→ **STATED EXERCISE**: Images embedded in the records are excluded; print everything else exactly as given.

→ **GIVEN DATA**:
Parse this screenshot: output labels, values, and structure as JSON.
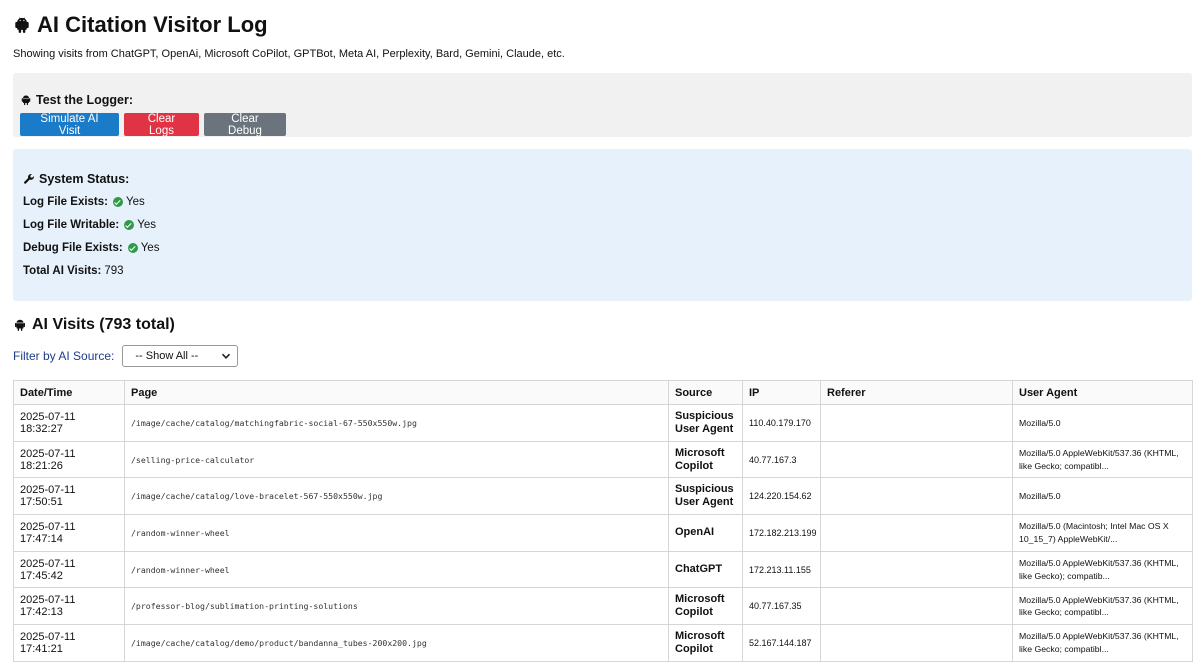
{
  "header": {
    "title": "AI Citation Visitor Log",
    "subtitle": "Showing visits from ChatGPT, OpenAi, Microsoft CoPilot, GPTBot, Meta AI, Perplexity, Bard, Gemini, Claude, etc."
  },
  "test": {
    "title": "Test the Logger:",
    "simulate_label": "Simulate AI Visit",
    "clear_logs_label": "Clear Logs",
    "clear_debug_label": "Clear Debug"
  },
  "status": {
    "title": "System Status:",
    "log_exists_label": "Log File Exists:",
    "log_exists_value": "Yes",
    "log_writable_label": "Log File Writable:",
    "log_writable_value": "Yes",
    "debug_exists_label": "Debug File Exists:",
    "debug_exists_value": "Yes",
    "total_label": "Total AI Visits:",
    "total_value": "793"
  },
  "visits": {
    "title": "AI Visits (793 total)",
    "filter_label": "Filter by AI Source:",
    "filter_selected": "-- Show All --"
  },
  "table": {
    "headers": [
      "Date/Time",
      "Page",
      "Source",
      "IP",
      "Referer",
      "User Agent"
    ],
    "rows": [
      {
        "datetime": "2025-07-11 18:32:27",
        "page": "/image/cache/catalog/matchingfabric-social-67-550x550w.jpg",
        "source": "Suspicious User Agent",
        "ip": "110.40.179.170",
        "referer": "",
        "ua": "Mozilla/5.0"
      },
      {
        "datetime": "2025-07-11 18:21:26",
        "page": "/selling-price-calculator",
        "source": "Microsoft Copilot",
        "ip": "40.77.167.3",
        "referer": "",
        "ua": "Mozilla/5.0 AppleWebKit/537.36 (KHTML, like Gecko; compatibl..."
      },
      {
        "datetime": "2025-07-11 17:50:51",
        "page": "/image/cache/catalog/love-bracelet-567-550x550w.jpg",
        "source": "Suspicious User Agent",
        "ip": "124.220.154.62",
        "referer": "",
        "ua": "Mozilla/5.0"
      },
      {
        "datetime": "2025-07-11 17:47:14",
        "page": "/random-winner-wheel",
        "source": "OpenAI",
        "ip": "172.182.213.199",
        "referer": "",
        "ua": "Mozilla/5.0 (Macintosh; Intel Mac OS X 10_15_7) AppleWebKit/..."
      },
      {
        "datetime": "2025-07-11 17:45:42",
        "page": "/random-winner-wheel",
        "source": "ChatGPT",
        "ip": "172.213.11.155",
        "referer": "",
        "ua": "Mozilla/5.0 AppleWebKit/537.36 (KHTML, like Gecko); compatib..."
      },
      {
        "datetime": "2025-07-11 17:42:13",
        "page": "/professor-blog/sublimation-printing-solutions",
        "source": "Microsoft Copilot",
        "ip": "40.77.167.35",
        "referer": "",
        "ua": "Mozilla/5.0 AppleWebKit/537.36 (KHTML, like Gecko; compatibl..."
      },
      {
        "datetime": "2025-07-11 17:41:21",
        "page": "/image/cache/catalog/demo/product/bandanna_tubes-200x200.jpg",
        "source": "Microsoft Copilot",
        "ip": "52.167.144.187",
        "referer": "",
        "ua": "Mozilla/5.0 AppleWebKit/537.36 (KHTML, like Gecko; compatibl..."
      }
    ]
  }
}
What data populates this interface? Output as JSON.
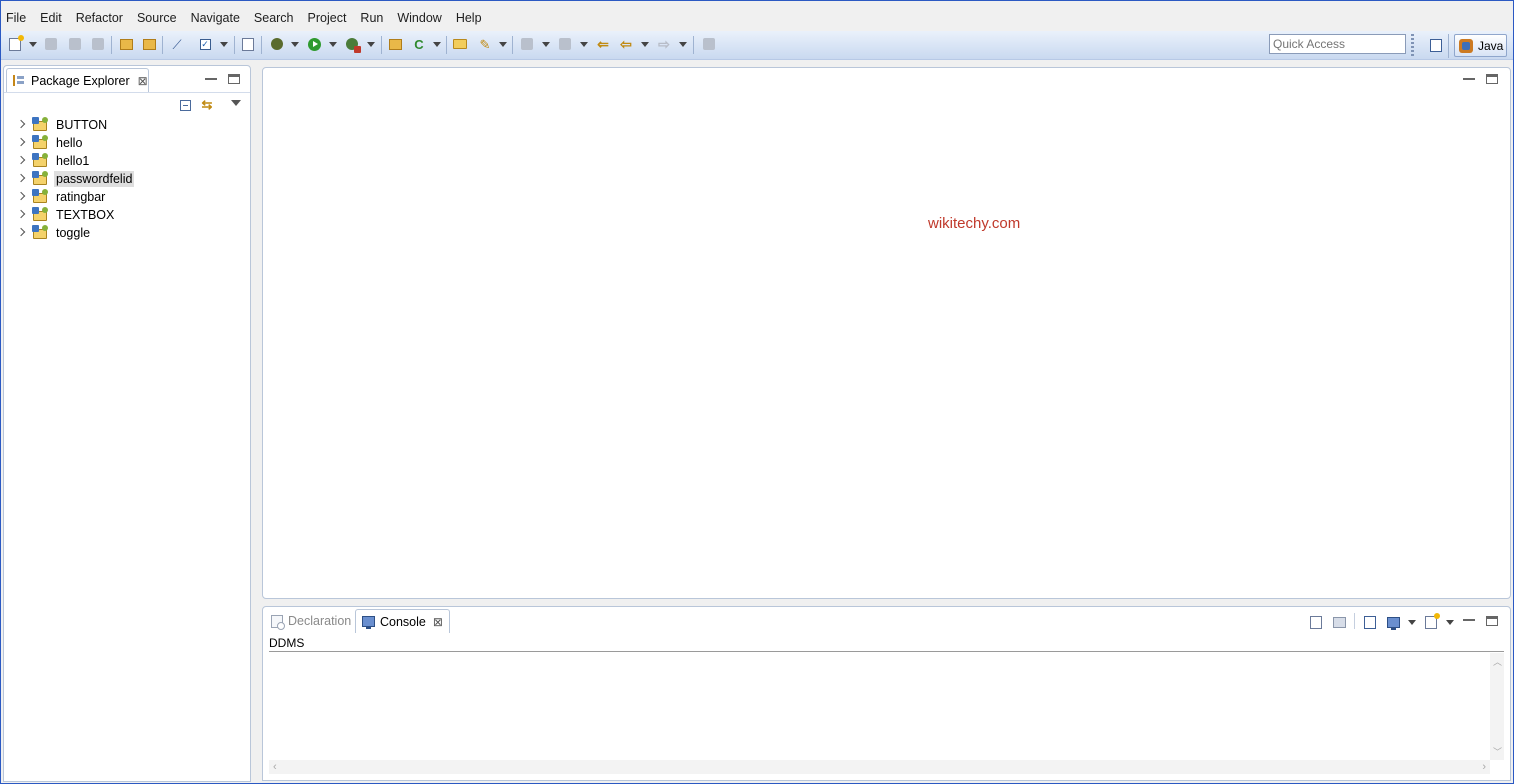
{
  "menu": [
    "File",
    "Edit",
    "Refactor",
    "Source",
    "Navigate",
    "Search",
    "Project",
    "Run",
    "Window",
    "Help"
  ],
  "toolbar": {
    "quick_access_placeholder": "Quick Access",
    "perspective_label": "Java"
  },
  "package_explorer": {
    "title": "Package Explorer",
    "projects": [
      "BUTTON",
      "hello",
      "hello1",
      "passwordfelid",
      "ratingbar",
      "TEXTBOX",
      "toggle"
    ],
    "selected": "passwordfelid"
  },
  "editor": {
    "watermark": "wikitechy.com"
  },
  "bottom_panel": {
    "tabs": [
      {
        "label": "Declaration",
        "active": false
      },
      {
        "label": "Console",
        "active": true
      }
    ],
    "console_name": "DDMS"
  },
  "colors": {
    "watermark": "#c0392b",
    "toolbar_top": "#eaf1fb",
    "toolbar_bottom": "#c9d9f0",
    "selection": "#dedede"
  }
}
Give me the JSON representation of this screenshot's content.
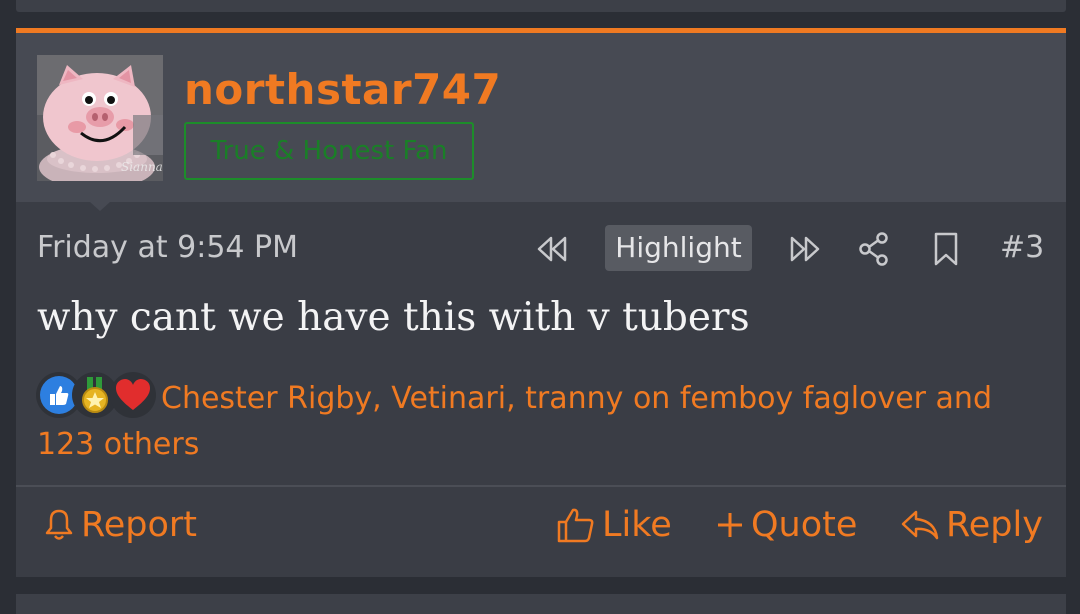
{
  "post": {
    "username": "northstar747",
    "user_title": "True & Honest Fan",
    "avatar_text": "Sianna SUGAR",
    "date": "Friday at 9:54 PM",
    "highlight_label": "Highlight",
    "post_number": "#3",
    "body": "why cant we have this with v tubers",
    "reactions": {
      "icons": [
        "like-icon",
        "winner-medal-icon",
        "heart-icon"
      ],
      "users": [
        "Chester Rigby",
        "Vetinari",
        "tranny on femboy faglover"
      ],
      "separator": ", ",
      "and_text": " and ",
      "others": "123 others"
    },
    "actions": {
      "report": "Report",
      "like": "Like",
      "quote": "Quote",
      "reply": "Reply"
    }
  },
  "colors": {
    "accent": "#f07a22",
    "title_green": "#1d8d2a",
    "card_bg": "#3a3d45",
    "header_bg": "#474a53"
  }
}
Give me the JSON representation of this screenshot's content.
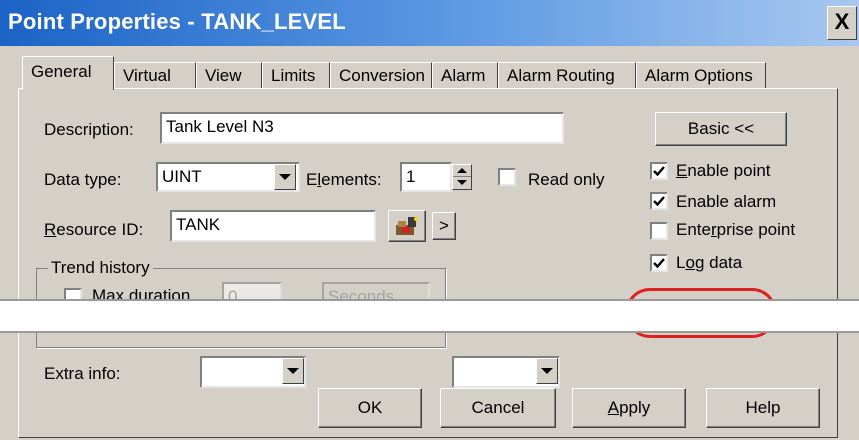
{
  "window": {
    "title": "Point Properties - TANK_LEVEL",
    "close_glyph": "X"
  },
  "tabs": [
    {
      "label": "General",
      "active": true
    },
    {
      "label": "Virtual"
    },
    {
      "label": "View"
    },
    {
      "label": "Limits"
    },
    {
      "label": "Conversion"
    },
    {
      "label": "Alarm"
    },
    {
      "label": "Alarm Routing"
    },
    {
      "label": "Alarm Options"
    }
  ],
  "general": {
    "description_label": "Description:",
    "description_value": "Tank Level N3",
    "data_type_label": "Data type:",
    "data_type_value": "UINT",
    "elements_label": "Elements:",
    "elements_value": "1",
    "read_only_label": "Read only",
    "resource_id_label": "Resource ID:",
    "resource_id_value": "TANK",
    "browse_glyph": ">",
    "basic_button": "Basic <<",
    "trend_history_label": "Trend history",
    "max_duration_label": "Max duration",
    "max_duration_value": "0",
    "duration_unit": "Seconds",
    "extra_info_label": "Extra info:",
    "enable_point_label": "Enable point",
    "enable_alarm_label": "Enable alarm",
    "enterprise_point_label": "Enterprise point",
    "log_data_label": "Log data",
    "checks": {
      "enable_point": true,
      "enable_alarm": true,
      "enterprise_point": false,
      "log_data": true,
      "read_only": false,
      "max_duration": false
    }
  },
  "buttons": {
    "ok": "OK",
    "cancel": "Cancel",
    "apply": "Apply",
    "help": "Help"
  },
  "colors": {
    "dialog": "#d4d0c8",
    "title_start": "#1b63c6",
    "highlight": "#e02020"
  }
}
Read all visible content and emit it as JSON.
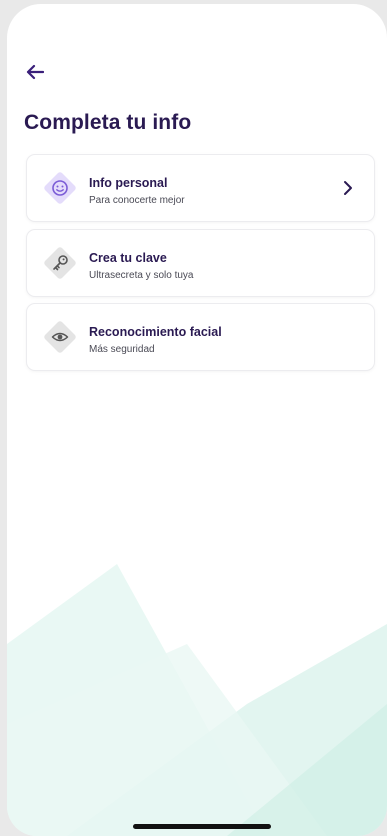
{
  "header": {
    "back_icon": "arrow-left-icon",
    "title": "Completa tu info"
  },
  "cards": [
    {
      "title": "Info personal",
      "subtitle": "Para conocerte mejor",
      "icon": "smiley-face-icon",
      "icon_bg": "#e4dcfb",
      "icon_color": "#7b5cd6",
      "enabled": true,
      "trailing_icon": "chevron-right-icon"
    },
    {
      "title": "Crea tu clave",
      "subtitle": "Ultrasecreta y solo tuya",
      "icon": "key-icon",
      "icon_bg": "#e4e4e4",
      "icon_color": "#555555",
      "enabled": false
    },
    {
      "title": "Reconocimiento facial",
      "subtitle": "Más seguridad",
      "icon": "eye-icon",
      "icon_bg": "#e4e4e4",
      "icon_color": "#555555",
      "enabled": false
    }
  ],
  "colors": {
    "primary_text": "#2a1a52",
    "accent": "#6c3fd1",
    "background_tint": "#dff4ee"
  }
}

→ **FULL ANSWER**:
Parse this screenshot: output labels, values, and structure as JSON.
{
  "header": {
    "title": "AI Citation Visitor Log",
    "subtitle": "Showing visits from ChatGPT, OpenAi, Microsoft CoPilot, GPTBot, Meta AI, Perplexity, Bard, Gemini, Claude, etc."
  },
  "test": {
    "title": "Test the Logger:",
    "simulate_label": "Simulate AI Visit",
    "clear_logs_label": "Clear Logs",
    "clear_debug_label": "Clear Debug"
  },
  "status": {
    "title": "System Status:",
    "log_exists_label": "Log File Exists:",
    "log_exists_value": "Yes",
    "log_writable_label": "Log File Writable:",
    "log_writable_value": "Yes",
    "debug_exists_label": "Debug File Exists:",
    "debug_exists_value": "Yes",
    "total_label": "Total AI Visits:",
    "total_value": "793"
  },
  "visits": {
    "title": "AI Visits (793 total)",
    "filter_label": "Filter by AI Source:",
    "filter_selected": "-- Show All --"
  },
  "table": {
    "headers": [
      "Date/Time",
      "Page",
      "Source",
      "IP",
      "Referer",
      "User Agent"
    ],
    "rows": [
      {
        "datetime": "2025-07-11 18:32:27",
        "page": "/image/cache/catalog/matchingfabric-social-67-550x550w.jpg",
        "source": "Suspicious User Agent",
        "ip": "110.40.179.170",
        "referer": "",
        "ua": "Mozilla/5.0"
      },
      {
        "datetime": "2025-07-11 18:21:26",
        "page": "/selling-price-calculator",
        "source": "Microsoft Copilot",
        "ip": "40.77.167.3",
        "referer": "",
        "ua": "Mozilla/5.0 AppleWebKit/537.36 (KHTML, like Gecko; compatibl..."
      },
      {
        "datetime": "2025-07-11 17:50:51",
        "page": "/image/cache/catalog/love-bracelet-567-550x550w.jpg",
        "source": "Suspicious User Agent",
        "ip": "124.220.154.62",
        "referer": "",
        "ua": "Mozilla/5.0"
      },
      {
        "datetime": "2025-07-11 17:47:14",
        "page": "/random-winner-wheel",
        "source": "OpenAI",
        "ip": "172.182.213.199",
        "referer": "",
        "ua": "Mozilla/5.0 (Macintosh; Intel Mac OS X 10_15_7) AppleWebKit/..."
      },
      {
        "datetime": "2025-07-11 17:45:42",
        "page": "/random-winner-wheel",
        "source": "ChatGPT",
        "ip": "172.213.11.155",
        "referer": "",
        "ua": "Mozilla/5.0 AppleWebKit/537.36 (KHTML, like Gecko); compatib..."
      },
      {
        "datetime": "2025-07-11 17:42:13",
        "page": "/professor-blog/sublimation-printing-solutions",
        "source": "Microsoft Copilot",
        "ip": "40.77.167.35",
        "referer": "",
        "ua": "Mozilla/5.0 AppleWebKit/537.36 (KHTML, like Gecko; compatibl..."
      },
      {
        "datetime": "2025-07-11 17:41:21",
        "page": "/image/cache/catalog/demo/product/bandanna_tubes-200x200.jpg",
        "source": "Microsoft Copilot",
        "ip": "52.167.144.187",
        "referer": "",
        "ua": "Mozilla/5.0 AppleWebKit/537.36 (KHTML, like Gecko; compatibl..."
      }
    ]
  }
}
What data populates this interface? Output as JSON.
{
  "menu": [
    "File",
    "Edit",
    "Refactor",
    "Source",
    "Navigate",
    "Search",
    "Project",
    "Run",
    "Window",
    "Help"
  ],
  "toolbar": {
    "quick_access_placeholder": "Quick Access",
    "perspective_label": "Java"
  },
  "package_explorer": {
    "title": "Package Explorer",
    "projects": [
      "BUTTON",
      "hello",
      "hello1",
      "passwordfelid",
      "ratingbar",
      "TEXTBOX",
      "toggle"
    ],
    "selected": "passwordfelid"
  },
  "editor": {
    "watermark": "wikitechy.com"
  },
  "bottom_panel": {
    "tabs": [
      {
        "label": "Declaration",
        "active": false
      },
      {
        "label": "Console",
        "active": true
      }
    ],
    "console_name": "DDMS"
  },
  "colors": {
    "watermark": "#c0392b",
    "toolbar_top": "#eaf1fb",
    "toolbar_bottom": "#c9d9f0",
    "selection": "#dedede"
  }
}
Give me the JSON representation of this screenshot's content.
{
  "post": {
    "username": "northstar747",
    "user_title": "True & Honest Fan",
    "avatar_text": "Sianna SUGAR",
    "date": "Friday at 9:54 PM",
    "highlight_label": "Highlight",
    "post_number": "#3",
    "body": "why cant we have this with v tubers",
    "reactions": {
      "icons": [
        "like-icon",
        "winner-medal-icon",
        "heart-icon"
      ],
      "users": [
        "Chester Rigby",
        "Vetinari",
        "tranny on femboy faglover"
      ],
      "separator": ", ",
      "and_text": " and ",
      "others": "123 others"
    },
    "actions": {
      "report": "Report",
      "like": "Like",
      "quote": "Quote",
      "reply": "Reply"
    }
  },
  "colors": {
    "accent": "#f07a22",
    "title_green": "#1d8d2a",
    "card_bg": "#3a3d45",
    "header_bg": "#474a53"
  }
}
Give me the JSON representation of this screenshot's content.
{
  "window": {
    "title": "Point Properties - TANK_LEVEL",
    "close_glyph": "X"
  },
  "tabs": [
    {
      "label": "General",
      "active": true
    },
    {
      "label": "Virtual"
    },
    {
      "label": "View"
    },
    {
      "label": "Limits"
    },
    {
      "label": "Conversion"
    },
    {
      "label": "Alarm"
    },
    {
      "label": "Alarm Routing"
    },
    {
      "label": "Alarm Options"
    }
  ],
  "general": {
    "description_label": "Description:",
    "description_value": "Tank Level N3",
    "data_type_label": "Data type:",
    "data_type_value": "UINT",
    "elements_label": "Elements:",
    "elements_value": "1",
    "read_only_label": "Read only",
    "resource_id_label": "Resource ID:",
    "resource_id_value": "TANK",
    "browse_glyph": ">",
    "basic_button": "Basic <<",
    "trend_history_label": "Trend history",
    "max_duration_label": "Max duration",
    "max_duration_value": "0",
    "duration_unit": "Seconds",
    "extra_info_label": "Extra info:",
    "enable_point_label": "Enable point",
    "enable_alarm_label": "Enable alarm",
    "enterprise_point_label": "Enterprise point",
    "log_data_label": "Log data",
    "checks": {
      "enable_point": true,
      "enable_alarm": true,
      "enterprise_point": false,
      "log_data": true,
      "read_only": false,
      "max_duration": false
    }
  },
  "buttons": {
    "ok": "OK",
    "cancel": "Cancel",
    "apply": "Apply",
    "help": "Help"
  },
  "colors": {
    "dialog": "#d4d0c8",
    "title_start": "#1b63c6",
    "highlight": "#e02020"
  }
}
Read all visible content and emit it as JSON.
{
  "header": {
    "back_icon": "arrow-left-icon",
    "title": "Completa tu info"
  },
  "cards": [
    {
      "title": "Info personal",
      "subtitle": "Para conocerte mejor",
      "icon": "smiley-face-icon",
      "icon_bg": "#e4dcfb",
      "icon_color": "#7b5cd6",
      "enabled": true,
      "trailing_icon": "chevron-right-icon"
    },
    {
      "title": "Crea tu clave",
      "subtitle": "Ultrasecreta y solo tuya",
      "icon": "key-icon",
      "icon_bg": "#e4e4e4",
      "icon_color": "#555555",
      "enabled": false
    },
    {
      "title": "Reconocimiento facial",
      "subtitle": "Más seguridad",
      "icon": "eye-icon",
      "icon_bg": "#e4e4e4",
      "icon_color": "#555555",
      "enabled": false
    }
  ],
  "colors": {
    "primary_text": "#2a1a52",
    "accent": "#6c3fd1",
    "background_tint": "#dff4ee"
  }
}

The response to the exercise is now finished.